題目
謄寫這篇談宋人閱讀《資治通鑒》的文章中從含有「前些日子,伴隨著張國剛先生《」的文字起、到「徐應龍等奏,進讀《通鑒》徹卷,乞宣付史館。並從之。」止的部分,並把其中的「經筵講讀」一律替換為「經筵進讀」。

═══ 閱讀文本

前些日子,伴隨著張國剛先生《資治通鑒與家國興亡》的出版,出現了一陣《資治通鑒》熱。那麼,宋人是如何看待和閱讀《資治通鑒》的呢?最近整理古籍,接觸到了相關的史實,披露於下,以饗同好。

南宋有名的文人劉克莊編纂的《玉牒初草》卷上嘉定十一年三月丁酉有一條記事,不是記載經筵講讀,而是對經筵講讀的回顧:

徐應龍等奏,進讀《通鑒》徹卷,乞宣付史館。並從之。

奏疏是講,在經筵,《資治通鑒》已經讀完了,請將這件事傳達給史館,記錄到史書中。

寥寥數字平淡的記事背後,其實隱伏著令人驚嘆的事實。《玉牒初草》只是記事,沒有錄入奏疏原文。翻檢宋朝的檔案資料彙編《宋會要》,則全文錄入了徐應龍等人的奏疏以及寧宗的批示:

(嘉定)十一年三月二十六日,太中大夫、守尚書吏部侍郎、兼修玉牒官、兼侍讀徐應龍,朝奉大夫、新除尚書禮部侍郎、兼同修國史、實錄院同修撰、兼侍讀袁燮,朝請大夫、試右諫議大夫、兼侍讀黃序,朝奉郎、殿中侍御史、兼侍講李楠,朝奉郎、右正言、兼侍講劉棠,中奉大夫、行起居郎、兼中書門下省檢正諸房公事、兼玉牒所檢討官、兼權工部侍郎聶子述,朝散郎、行起居舍人、兼國史院編修官、兼實錄院檢討官、兼太子侍讀宣繒言:「仰惟皇帝陛下,天資沖澹,惟性高明。日御講筵,就學不倦。經籍奧義,以次咨訪,罔有逸遺。自慶元戊午,至嘉定丙子,凡十徹章。雖商高宗典於終始,周成王學有緝熙,殆不是過。猗歟懿哉!甚盛德也。厥今《通鑒》進讀,復告訖篇,非汲汲皇皇,疇堯臻此!緬惟是書之作,昉我英宗,命司馬光論次於中秘,起周威烈,下竟五代,研精極慮,窮竭日力,久乃克就,卷帙曠分,綱目井列,不但稡擷故實而已,蓋將便清燕之觀,示元龜之鑒也。裕陵欽承先志,寵以序文,謂『天人相與之際,休咎庶證之原,威福盛衰之本,規摹利害之效,良將之方略,循吏之教條,於是悉備』。顯謨大訓,炳若日星。詔燕後人,永永無斁。陛下篤意此書,肆命勸誦,其聞善可為法、惡可為戒者,或關宸聽,有悟聖心,渙發玉音,動與理會。前後侍臣之言,欽聆敬孍,不一而足。維慶元乙卯二月,實始啟帙,除東西魏、陳、隋及五季瀆亂之事,有旨不讀,自余紀載,弗怠幡閱。逮嘉定戊寅季春,遂底終篇。陛下稽古之懋、典學之勤,可謂同符祖宗,有光帝王矣。昔唐開元中,日選耆儒侍讀,以質史籍疑義,然而銳始怠終,徒文亡實。秉史筆者,猶且特書,以為美談。矧陛下歷覽前代興亡理亂之故,尊所聞,行所知,首末惟一,顧可不登之汗簡,以詔萬世?慾望睿慈宣付史館。」詔從之。(《宋會要輯稿》崇儒七之三四)

══════
═══ 所示資料

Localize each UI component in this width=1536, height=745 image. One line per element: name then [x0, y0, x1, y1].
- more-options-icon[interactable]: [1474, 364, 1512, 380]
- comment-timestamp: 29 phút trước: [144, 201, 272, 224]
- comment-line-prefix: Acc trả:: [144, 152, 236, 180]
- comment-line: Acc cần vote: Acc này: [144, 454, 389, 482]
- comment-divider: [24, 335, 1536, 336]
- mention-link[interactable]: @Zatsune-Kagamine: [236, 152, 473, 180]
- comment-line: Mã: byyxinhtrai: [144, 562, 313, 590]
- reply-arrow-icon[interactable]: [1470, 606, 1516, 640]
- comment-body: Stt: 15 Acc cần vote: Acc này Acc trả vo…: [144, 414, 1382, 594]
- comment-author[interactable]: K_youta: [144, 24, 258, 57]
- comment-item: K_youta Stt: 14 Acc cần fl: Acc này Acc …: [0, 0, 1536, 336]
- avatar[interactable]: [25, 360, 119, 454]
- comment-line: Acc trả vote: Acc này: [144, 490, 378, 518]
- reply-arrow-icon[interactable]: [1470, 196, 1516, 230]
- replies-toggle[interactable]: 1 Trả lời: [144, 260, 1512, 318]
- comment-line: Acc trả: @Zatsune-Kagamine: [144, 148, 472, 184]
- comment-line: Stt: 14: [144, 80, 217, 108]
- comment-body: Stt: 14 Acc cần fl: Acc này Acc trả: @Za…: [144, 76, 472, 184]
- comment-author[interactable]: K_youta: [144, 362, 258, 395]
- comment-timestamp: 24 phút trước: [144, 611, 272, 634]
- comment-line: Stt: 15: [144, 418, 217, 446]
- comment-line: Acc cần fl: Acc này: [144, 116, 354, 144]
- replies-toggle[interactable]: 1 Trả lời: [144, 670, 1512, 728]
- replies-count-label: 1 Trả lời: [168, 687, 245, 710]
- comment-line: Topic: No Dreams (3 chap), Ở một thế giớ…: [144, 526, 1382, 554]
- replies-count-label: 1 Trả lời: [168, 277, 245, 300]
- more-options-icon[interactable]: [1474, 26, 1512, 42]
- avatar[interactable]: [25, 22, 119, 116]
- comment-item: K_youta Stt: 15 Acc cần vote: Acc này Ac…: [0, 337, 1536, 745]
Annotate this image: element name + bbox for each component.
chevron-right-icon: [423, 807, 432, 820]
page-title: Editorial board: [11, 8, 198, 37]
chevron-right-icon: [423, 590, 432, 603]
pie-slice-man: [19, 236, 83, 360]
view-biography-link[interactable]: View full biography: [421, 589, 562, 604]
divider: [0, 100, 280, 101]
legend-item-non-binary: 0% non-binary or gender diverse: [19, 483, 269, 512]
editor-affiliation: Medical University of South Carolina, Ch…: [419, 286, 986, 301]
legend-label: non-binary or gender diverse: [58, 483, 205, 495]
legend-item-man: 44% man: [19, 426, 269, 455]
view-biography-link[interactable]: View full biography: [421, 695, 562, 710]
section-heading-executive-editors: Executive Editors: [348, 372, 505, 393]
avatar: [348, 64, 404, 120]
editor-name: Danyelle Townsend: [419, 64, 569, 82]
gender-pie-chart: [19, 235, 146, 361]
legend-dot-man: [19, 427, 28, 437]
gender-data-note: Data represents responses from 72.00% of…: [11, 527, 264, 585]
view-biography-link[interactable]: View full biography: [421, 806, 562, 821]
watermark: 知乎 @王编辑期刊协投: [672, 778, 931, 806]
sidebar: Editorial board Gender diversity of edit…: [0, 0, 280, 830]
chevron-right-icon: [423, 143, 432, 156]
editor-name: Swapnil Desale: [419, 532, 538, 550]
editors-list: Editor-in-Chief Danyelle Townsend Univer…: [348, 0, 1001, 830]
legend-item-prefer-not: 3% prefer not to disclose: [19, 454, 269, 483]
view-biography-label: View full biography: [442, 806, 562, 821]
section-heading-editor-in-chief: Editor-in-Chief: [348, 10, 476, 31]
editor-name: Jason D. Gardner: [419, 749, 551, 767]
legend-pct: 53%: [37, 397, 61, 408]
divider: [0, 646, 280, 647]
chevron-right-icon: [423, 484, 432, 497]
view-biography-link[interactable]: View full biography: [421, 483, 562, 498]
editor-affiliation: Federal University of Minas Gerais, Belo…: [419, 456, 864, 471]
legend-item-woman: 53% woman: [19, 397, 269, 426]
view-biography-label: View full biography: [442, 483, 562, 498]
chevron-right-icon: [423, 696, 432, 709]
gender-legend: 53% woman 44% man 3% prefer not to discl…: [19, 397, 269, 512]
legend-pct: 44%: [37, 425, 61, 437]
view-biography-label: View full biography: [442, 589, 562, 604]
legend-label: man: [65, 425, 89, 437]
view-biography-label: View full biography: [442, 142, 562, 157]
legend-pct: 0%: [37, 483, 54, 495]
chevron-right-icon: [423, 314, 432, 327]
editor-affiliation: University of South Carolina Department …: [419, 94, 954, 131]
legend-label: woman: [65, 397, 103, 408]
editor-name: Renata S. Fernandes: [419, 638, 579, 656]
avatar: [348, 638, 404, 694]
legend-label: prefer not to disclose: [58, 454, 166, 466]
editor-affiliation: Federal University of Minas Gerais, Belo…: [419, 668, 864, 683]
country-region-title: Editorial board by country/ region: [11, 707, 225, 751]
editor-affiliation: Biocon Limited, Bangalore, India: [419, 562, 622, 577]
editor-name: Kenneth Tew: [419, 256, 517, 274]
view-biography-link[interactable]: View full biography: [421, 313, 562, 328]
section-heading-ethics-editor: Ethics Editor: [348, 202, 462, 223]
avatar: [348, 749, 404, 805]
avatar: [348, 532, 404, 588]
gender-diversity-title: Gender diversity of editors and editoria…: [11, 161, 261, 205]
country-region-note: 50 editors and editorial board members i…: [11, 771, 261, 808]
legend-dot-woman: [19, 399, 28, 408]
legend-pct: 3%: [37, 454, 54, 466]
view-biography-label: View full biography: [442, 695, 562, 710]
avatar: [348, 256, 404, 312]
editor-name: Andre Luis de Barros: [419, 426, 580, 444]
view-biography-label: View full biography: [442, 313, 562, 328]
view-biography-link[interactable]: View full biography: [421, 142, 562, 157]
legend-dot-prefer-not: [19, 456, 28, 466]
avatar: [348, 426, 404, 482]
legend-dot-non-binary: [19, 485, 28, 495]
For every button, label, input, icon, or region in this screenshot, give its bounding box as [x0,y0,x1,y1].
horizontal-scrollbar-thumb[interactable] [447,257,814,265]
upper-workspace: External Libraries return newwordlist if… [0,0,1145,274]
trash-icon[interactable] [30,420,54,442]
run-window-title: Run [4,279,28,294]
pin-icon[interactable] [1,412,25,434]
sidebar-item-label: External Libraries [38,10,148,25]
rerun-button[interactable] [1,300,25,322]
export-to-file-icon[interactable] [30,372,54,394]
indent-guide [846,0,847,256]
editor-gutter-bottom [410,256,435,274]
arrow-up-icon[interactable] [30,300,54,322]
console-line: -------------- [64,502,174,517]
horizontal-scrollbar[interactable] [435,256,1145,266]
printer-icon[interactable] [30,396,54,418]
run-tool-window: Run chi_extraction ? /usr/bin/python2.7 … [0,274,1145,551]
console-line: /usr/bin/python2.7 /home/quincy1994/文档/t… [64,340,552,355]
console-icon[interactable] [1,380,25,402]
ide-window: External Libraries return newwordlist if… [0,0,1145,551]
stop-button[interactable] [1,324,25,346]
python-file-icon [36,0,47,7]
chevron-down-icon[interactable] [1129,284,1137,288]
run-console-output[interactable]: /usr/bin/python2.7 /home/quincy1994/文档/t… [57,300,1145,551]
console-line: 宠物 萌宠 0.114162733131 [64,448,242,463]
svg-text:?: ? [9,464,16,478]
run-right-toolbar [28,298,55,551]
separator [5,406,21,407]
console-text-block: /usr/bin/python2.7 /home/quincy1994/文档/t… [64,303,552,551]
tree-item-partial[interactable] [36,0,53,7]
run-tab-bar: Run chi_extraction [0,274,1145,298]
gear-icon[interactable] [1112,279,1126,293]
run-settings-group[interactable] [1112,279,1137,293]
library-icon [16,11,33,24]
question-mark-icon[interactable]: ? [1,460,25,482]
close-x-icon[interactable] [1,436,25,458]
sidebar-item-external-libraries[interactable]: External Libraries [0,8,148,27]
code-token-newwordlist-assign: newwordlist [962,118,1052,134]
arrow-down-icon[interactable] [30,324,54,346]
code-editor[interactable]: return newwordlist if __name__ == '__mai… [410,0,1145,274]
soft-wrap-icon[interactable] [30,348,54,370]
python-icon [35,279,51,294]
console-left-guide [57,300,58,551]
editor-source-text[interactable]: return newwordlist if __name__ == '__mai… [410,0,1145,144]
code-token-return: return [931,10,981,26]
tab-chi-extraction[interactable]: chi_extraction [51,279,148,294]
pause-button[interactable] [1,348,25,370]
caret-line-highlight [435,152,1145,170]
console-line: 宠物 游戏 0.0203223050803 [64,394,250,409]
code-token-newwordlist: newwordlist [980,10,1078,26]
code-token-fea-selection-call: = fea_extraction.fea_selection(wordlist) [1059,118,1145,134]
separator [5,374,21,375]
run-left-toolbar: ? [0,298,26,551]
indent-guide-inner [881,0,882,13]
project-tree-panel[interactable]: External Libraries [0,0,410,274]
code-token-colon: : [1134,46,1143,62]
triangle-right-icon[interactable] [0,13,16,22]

══════

解答
前些日子,伴隨著張國剛先生《資治通鑒與家國興亡》的出版,出現了一陣《資治通鑒》熱。那麼,宋人是如何看待和閱讀《資治通鑒》的呢?最近整理古籍,接觸到了相關的史實,披露於下,以饗同好。

南宋有名的文人劉克莊編纂的《玉牒初草》卷上嘉定十一年三月丁酉有一條記事,不是記載經筵進讀,而是對經筵進讀的回顧:

徐應龍等奏,進讀《通鑒》徹卷,乞宣付史館。並從之。